**INSTRUCTIONS TO FOLLOW**
Copy all entries without alteration and skip the pictures they hold.

[Data excerpts]
BEGIN

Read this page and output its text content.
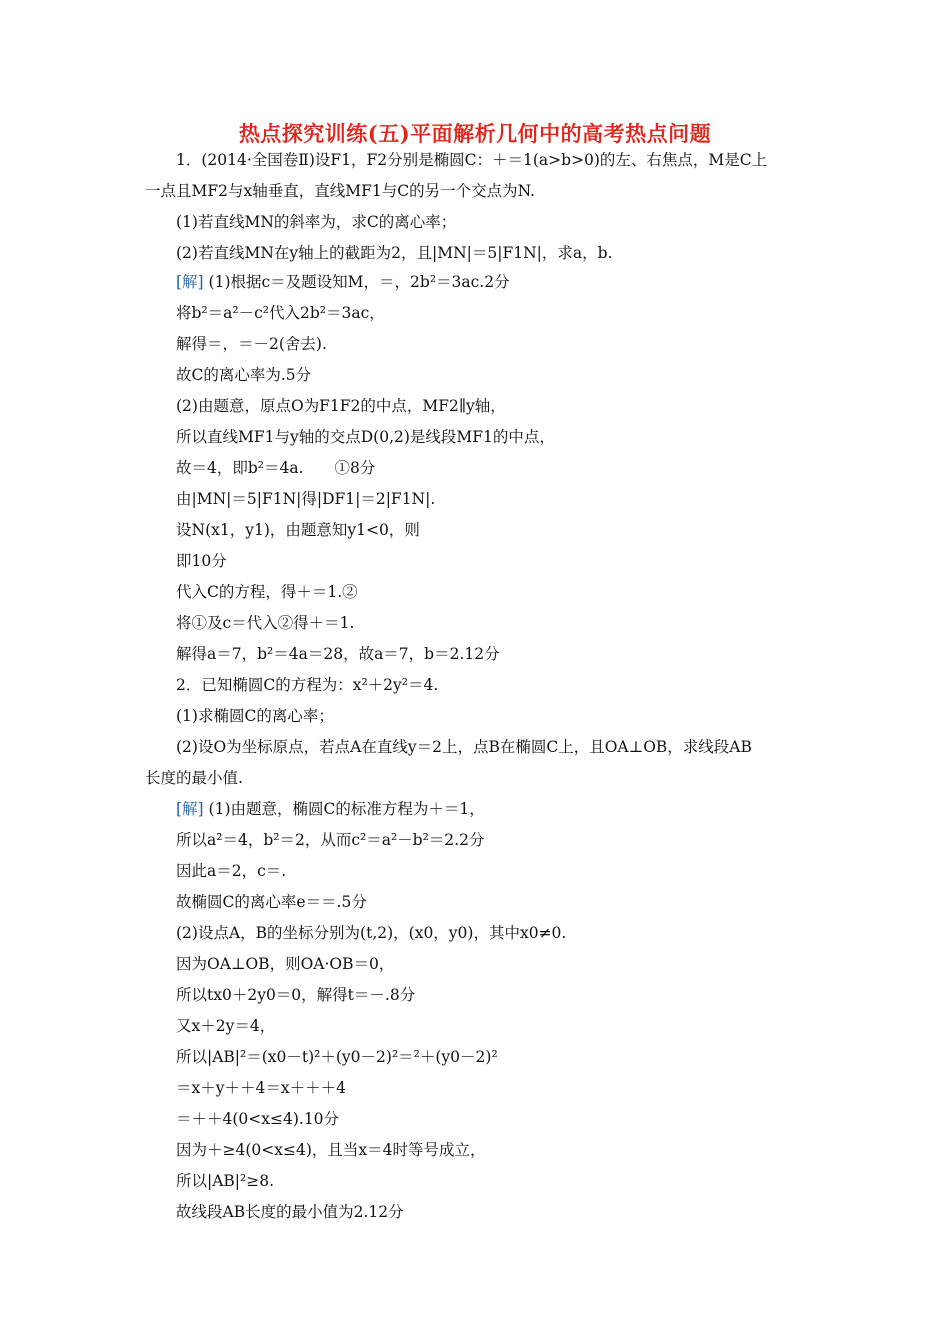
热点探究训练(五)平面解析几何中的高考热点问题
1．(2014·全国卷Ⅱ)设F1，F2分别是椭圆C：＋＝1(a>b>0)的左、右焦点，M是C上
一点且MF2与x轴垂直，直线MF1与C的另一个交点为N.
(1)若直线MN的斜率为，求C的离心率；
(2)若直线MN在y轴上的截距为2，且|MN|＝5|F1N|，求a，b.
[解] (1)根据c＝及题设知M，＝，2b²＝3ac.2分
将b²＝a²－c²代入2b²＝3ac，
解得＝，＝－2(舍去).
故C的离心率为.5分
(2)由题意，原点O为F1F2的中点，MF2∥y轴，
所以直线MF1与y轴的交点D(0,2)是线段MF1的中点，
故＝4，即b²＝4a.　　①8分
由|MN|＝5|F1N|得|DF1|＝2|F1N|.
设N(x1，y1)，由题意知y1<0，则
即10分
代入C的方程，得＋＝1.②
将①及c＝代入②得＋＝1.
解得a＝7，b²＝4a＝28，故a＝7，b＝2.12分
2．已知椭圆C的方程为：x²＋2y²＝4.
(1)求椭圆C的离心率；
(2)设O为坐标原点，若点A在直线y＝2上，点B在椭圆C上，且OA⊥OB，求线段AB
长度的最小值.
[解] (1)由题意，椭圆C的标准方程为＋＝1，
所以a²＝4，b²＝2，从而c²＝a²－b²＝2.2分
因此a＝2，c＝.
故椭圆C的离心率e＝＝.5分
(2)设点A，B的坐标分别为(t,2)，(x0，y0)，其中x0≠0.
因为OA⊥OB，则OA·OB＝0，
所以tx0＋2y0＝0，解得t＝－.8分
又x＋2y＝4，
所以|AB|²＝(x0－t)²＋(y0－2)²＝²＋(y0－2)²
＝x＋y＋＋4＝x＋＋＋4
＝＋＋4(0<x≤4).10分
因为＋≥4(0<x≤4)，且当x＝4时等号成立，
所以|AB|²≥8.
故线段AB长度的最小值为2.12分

END

**WRITTEN RESPONSE**
Read this page and output its text content.
热点探究训练(五)平面解析几何中的高考热点问题
1．(2014·全国卷Ⅱ)设F1，F2分别是椭圆C：＋＝1(a>b>0)的左、右焦点，M是C上
一点且MF2与x轴垂直，直线MF1与C的另一个交点为N.
(1)若直线MN的斜率为，求C的离心率；
(2)若直线MN在y轴上的截距为2，且|MN|＝5|F1N|，求a，b.
[解] (1)根据c＝及题设知M，＝，2b²＝3ac.2分
将b²＝a²－c²代入2b²＝3ac，
解得＝，＝－2(舍去).
故C的离心率为.5分
(2)由题意，原点O为F1F2的中点，MF2∥y轴，
所以直线MF1与y轴的交点D(0,2)是线段MF1的中点，
故＝4，即b²＝4a.　　①8分
由|MN|＝5|F1N|得|DF1|＝2|F1N|.
设N(x1，y1)，由题意知y1<0，则
即10分
代入C的方程，得＋＝1.②
将①及c＝代入②得＋＝1.
解得a＝7，b²＝4a＝28，故a＝7，b＝2.12分
2．已知椭圆C的方程为：x²＋2y²＝4.
(1)求椭圆C的离心率；
(2)设O为坐标原点，若点A在直线y＝2上，点B在椭圆C上，且OA⊥OB，求线段AB
长度的最小值.
[解] (1)由题意，椭圆C的标准方程为＋＝1，
所以a²＝4，b²＝2，从而c²＝a²－b²＝2.2分
因此a＝2，c＝.
故椭圆C的离心率e＝＝.5分
(2)设点A，B的坐标分别为(t,2)，(x0，y0)，其中x0≠0.
因为OA⊥OB，则OA·OB＝0，
所以tx0＋2y0＝0，解得t＝－.8分
又x＋2y＝4，
所以|AB|²＝(x0－t)²＋(y0－2)²＝²＋(y0－2)²
＝x＋y＋＋4＝x＋＋＋4
＝＋＋4(0<x≤4).10分
因为＋≥4(0<x≤4)，且当x＝4时等号成立，
所以|AB|²≥8.
故线段AB长度的最小值为2.12分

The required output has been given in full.